§ **TASK TO CARRY OUT**:
Print every line of the listing below without changing a thing.

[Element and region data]
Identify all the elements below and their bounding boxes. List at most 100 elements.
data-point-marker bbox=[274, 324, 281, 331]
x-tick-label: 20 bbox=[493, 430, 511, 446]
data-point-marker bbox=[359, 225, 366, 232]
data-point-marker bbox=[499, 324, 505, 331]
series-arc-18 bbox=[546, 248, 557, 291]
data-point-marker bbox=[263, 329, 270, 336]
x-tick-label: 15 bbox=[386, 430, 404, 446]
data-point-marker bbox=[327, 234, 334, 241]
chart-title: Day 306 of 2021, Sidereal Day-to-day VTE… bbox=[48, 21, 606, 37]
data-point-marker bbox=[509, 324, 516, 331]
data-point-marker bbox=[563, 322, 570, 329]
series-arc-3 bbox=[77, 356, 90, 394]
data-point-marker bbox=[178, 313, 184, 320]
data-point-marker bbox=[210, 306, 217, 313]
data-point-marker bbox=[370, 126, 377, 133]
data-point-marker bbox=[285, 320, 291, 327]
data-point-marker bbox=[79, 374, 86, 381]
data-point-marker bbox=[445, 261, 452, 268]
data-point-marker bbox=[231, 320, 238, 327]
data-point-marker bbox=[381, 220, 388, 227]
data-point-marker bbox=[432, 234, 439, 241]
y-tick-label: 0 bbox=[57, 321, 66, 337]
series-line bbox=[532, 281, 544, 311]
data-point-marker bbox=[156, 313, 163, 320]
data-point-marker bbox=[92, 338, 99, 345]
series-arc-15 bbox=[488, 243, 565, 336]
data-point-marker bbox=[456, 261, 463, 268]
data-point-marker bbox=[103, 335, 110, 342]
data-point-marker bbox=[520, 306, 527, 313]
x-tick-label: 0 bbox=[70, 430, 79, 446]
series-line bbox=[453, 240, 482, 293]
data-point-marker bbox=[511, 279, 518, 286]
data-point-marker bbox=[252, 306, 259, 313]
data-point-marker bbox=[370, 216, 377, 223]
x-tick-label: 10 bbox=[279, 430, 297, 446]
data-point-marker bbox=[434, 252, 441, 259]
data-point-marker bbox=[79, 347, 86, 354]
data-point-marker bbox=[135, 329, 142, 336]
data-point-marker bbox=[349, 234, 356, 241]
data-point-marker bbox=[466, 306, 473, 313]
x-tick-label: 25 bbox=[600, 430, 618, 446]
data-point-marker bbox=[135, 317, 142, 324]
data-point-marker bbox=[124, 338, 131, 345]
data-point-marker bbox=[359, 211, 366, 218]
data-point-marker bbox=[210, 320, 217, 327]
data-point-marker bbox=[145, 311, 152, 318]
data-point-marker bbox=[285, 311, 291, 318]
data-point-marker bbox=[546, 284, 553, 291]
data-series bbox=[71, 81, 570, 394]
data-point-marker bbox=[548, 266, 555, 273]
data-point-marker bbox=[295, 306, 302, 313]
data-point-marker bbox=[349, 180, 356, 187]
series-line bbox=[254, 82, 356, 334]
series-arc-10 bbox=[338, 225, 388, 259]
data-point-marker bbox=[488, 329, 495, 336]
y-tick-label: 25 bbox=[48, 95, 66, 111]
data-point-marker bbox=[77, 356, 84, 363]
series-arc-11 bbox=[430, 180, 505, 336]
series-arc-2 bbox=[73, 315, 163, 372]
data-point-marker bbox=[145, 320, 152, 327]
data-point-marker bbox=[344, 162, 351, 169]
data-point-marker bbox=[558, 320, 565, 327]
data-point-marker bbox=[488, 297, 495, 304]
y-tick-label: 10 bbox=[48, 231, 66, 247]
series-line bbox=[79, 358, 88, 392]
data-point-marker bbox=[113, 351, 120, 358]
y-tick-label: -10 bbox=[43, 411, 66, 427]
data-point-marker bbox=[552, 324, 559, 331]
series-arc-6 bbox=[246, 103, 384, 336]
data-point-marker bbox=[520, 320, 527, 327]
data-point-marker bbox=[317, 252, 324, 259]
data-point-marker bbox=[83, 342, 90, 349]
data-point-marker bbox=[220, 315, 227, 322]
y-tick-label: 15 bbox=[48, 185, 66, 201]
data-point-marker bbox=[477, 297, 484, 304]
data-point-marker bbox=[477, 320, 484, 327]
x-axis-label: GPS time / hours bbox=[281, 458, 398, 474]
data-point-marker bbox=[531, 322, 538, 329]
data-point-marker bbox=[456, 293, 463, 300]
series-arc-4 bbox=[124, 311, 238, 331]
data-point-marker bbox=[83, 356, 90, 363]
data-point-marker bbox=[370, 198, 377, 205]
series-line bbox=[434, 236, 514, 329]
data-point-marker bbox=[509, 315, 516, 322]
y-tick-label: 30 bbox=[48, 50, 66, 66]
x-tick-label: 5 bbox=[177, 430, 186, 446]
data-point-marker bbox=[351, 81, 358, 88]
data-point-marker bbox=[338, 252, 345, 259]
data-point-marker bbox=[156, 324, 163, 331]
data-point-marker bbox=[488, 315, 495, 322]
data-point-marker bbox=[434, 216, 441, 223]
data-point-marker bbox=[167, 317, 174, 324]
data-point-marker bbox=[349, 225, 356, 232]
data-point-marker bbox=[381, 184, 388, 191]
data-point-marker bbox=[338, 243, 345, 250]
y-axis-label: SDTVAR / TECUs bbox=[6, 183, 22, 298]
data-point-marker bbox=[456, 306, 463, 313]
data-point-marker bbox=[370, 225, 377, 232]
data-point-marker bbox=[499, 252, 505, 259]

§ **COMPLETE ANSWER**:
Identify all the elements below and their bounding boxes. List at most 100 elements.
data-point-marker bbox=[274, 324, 281, 331]
x-tick-label: 20 bbox=[493, 430, 511, 446]
data-point-marker bbox=[359, 225, 366, 232]
data-point-marker bbox=[499, 324, 505, 331]
series-arc-18 bbox=[546, 248, 557, 291]
data-point-marker bbox=[263, 329, 270, 336]
x-tick-label: 15 bbox=[386, 430, 404, 446]
data-point-marker bbox=[327, 234, 334, 241]
chart-title: Day 306 of 2021, Sidereal Day-to-day VTE… bbox=[48, 21, 606, 37]
data-point-marker bbox=[509, 324, 516, 331]
data-point-marker bbox=[563, 322, 570, 329]
series-arc-3 bbox=[77, 356, 90, 394]
data-point-marker bbox=[178, 313, 184, 320]
data-point-marker bbox=[210, 306, 217, 313]
data-point-marker bbox=[370, 126, 377, 133]
data-point-marker bbox=[285, 320, 291, 327]
data-point-marker bbox=[79, 374, 86, 381]
data-point-marker bbox=[445, 261, 452, 268]
data-point-marker bbox=[231, 320, 238, 327]
data-point-marker bbox=[381, 220, 388, 227]
data-point-marker bbox=[432, 234, 439, 241]
y-tick-label: 0 bbox=[57, 321, 66, 337]
series-line bbox=[532, 281, 544, 311]
data-point-marker bbox=[156, 313, 163, 320]
data-point-marker bbox=[92, 338, 99, 345]
series-arc-15 bbox=[488, 243, 565, 336]
data-point-marker bbox=[456, 261, 463, 268]
data-point-marker bbox=[103, 335, 110, 342]
data-point-marker bbox=[520, 306, 527, 313]
x-tick-label: 0 bbox=[70, 430, 79, 446]
series-line bbox=[453, 240, 482, 293]
data-point-marker bbox=[511, 279, 518, 286]
data-point-marker bbox=[252, 306, 259, 313]
data-point-marker bbox=[370, 216, 377, 223]
x-tick-label: 10 bbox=[279, 430, 297, 446]
data-point-marker bbox=[434, 252, 441, 259]
data-point-marker bbox=[79, 347, 86, 354]
data-point-marker bbox=[135, 329, 142, 336]
data-point-marker bbox=[349, 234, 356, 241]
data-point-marker bbox=[466, 306, 473, 313]
x-tick-label: 25 bbox=[600, 430, 618, 446]
data-point-marker bbox=[135, 317, 142, 324]
data-point-marker bbox=[124, 338, 131, 345]
data-point-marker bbox=[359, 211, 366, 218]
data-point-marker bbox=[210, 320, 217, 327]
data-point-marker bbox=[145, 311, 152, 318]
data-point-marker bbox=[285, 311, 291, 318]
data-point-marker bbox=[546, 284, 553, 291]
data-series bbox=[71, 81, 570, 394]
data-point-marker bbox=[548, 266, 555, 273]
data-point-marker bbox=[295, 306, 302, 313]
data-point-marker bbox=[349, 180, 356, 187]
series-line bbox=[254, 82, 356, 334]
series-arc-10 bbox=[338, 225, 388, 259]
data-point-marker bbox=[488, 329, 495, 336]
y-tick-label: 25 bbox=[48, 95, 66, 111]
data-point-marker bbox=[77, 356, 84, 363]
series-arc-11 bbox=[430, 180, 505, 336]
series-arc-2 bbox=[73, 315, 163, 372]
data-point-marker bbox=[145, 320, 152, 327]
data-point-marker bbox=[344, 162, 351, 169]
data-point-marker bbox=[558, 320, 565, 327]
data-point-marker bbox=[488, 297, 495, 304]
y-tick-label: 10 bbox=[48, 231, 66, 247]
series-line bbox=[79, 358, 88, 392]
data-point-marker bbox=[113, 351, 120, 358]
y-tick-label: -10 bbox=[43, 411, 66, 427]
data-point-marker bbox=[552, 324, 559, 331]
series-arc-6 bbox=[246, 103, 384, 336]
data-point-marker bbox=[520, 320, 527, 327]
data-point-marker bbox=[317, 252, 324, 259]
data-point-marker bbox=[83, 342, 90, 349]
data-point-marker bbox=[220, 315, 227, 322]
y-tick-label: 15 bbox=[48, 185, 66, 201]
data-point-marker bbox=[477, 297, 484, 304]
data-point-marker bbox=[477, 320, 484, 327]
x-axis-label: GPS time / hours bbox=[281, 458, 398, 474]
data-point-marker bbox=[531, 322, 538, 329]
data-point-marker bbox=[456, 293, 463, 300]
series-arc-4 bbox=[124, 311, 238, 331]
data-point-marker bbox=[83, 356, 90, 363]
data-point-marker bbox=[370, 198, 377, 205]
series-line bbox=[434, 236, 514, 329]
data-point-marker bbox=[509, 315, 516, 322]
y-tick-label: 30 bbox=[48, 50, 66, 66]
x-tick-label: 5 bbox=[177, 430, 186, 446]
data-point-marker bbox=[351, 81, 358, 88]
data-point-marker bbox=[338, 252, 345, 259]
data-point-marker bbox=[156, 324, 163, 331]
data-point-marker bbox=[488, 315, 495, 322]
data-point-marker bbox=[434, 216, 441, 223]
data-point-marker bbox=[167, 317, 174, 324]
data-point-marker bbox=[349, 225, 356, 232]
data-point-marker bbox=[381, 184, 388, 191]
data-point-marker bbox=[338, 243, 345, 250]
y-axis-label: SDTVAR / TECUs bbox=[6, 183, 22, 298]
data-point-marker bbox=[456, 306, 463, 313]
data-point-marker bbox=[370, 225, 377, 232]
data-point-marker bbox=[499, 252, 505, 259]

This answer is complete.